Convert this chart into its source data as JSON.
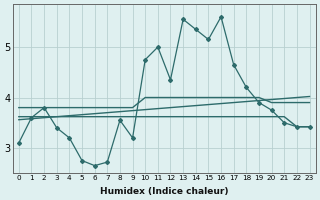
{
  "xlabel": "Humidex (Indice chaleur)",
  "x": [
    0,
    1,
    2,
    3,
    4,
    5,
    6,
    7,
    8,
    9,
    10,
    11,
    12,
    13,
    14,
    15,
    16,
    17,
    18,
    19,
    20,
    21,
    22,
    23
  ],
  "y_main": [
    3.1,
    3.6,
    3.8,
    3.4,
    3.2,
    2.75,
    2.65,
    2.72,
    3.55,
    3.2,
    4.75,
    5.0,
    4.35,
    5.55,
    5.35,
    5.15,
    5.6,
    4.65,
    4.2,
    3.9,
    3.75,
    3.5,
    3.42,
    3.42
  ],
  "y_flat": [
    3.62,
    3.62,
    3.62,
    3.62,
    3.62,
    3.62,
    3.62,
    3.62,
    3.62,
    3.62,
    3.62,
    3.62,
    3.62,
    3.62,
    3.62,
    3.62,
    3.62,
    3.62,
    3.62,
    3.62,
    3.62,
    3.62,
    3.42,
    3.42
  ],
  "y_step": [
    3.8,
    3.8,
    3.8,
    3.8,
    3.8,
    3.8,
    3.8,
    3.8,
    3.8,
    3.8,
    4.0,
    4.0,
    4.0,
    4.0,
    4.0,
    4.0,
    4.0,
    4.0,
    4.0,
    4.0,
    3.9,
    3.9,
    3.9,
    3.9
  ],
  "y_rise": [
    3.56,
    3.58,
    3.6,
    3.62,
    3.64,
    3.66,
    3.68,
    3.7,
    3.72,
    3.74,
    3.76,
    3.78,
    3.8,
    3.82,
    3.84,
    3.86,
    3.88,
    3.9,
    3.92,
    3.94,
    3.96,
    3.98,
    4.0,
    4.02
  ],
  "line_color": "#2d6b6b",
  "bg_color": "#dff0f0",
  "grid_color": "#b8d0d0",
  "ylim": [
    2.5,
    5.85
  ],
  "yticks": [
    3,
    4,
    5
  ],
  "xticks": [
    0,
    1,
    2,
    3,
    4,
    5,
    6,
    7,
    8,
    9,
    10,
    11,
    12,
    13,
    14,
    15,
    16,
    17,
    18,
    19,
    20,
    21,
    22,
    23
  ]
}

***

**What is asked**
Return the full material word for word. Do not include the pictures.

**Result of this task**
Convert this chart into its source data as JSON.
{
  "xlabel": "Humidex (Indice chaleur)",
  "x": [
    0,
    1,
    2,
    3,
    4,
    5,
    6,
    7,
    8,
    9,
    10,
    11,
    12,
    13,
    14,
    15,
    16,
    17,
    18,
    19,
    20,
    21,
    22,
    23
  ],
  "y_main": [
    3.1,
    3.6,
    3.8,
    3.4,
    3.2,
    2.75,
    2.65,
    2.72,
    3.55,
    3.2,
    4.75,
    5.0,
    4.35,
    5.55,
    5.35,
    5.15,
    5.6,
    4.65,
    4.2,
    3.9,
    3.75,
    3.5,
    3.42,
    3.42
  ],
  "y_flat": [
    3.62,
    3.62,
    3.62,
    3.62,
    3.62,
    3.62,
    3.62,
    3.62,
    3.62,
    3.62,
    3.62,
    3.62,
    3.62,
    3.62,
    3.62,
    3.62,
    3.62,
    3.62,
    3.62,
    3.62,
    3.62,
    3.62,
    3.42,
    3.42
  ],
  "y_step": [
    3.8,
    3.8,
    3.8,
    3.8,
    3.8,
    3.8,
    3.8,
    3.8,
    3.8,
    3.8,
    4.0,
    4.0,
    4.0,
    4.0,
    4.0,
    4.0,
    4.0,
    4.0,
    4.0,
    4.0,
    3.9,
    3.9,
    3.9,
    3.9
  ],
  "y_rise": [
    3.56,
    3.58,
    3.6,
    3.62,
    3.64,
    3.66,
    3.68,
    3.7,
    3.72,
    3.74,
    3.76,
    3.78,
    3.8,
    3.82,
    3.84,
    3.86,
    3.88,
    3.9,
    3.92,
    3.94,
    3.96,
    3.98,
    4.0,
    4.02
  ],
  "line_color": "#2d6b6b",
  "bg_color": "#dff0f0",
  "grid_color": "#b8d0d0",
  "ylim": [
    2.5,
    5.85
  ],
  "yticks": [
    3,
    4,
    5
  ],
  "xticks": [
    0,
    1,
    2,
    3,
    4,
    5,
    6,
    7,
    8,
    9,
    10,
    11,
    12,
    13,
    14,
    15,
    16,
    17,
    18,
    19,
    20,
    21,
    22,
    23
  ]
}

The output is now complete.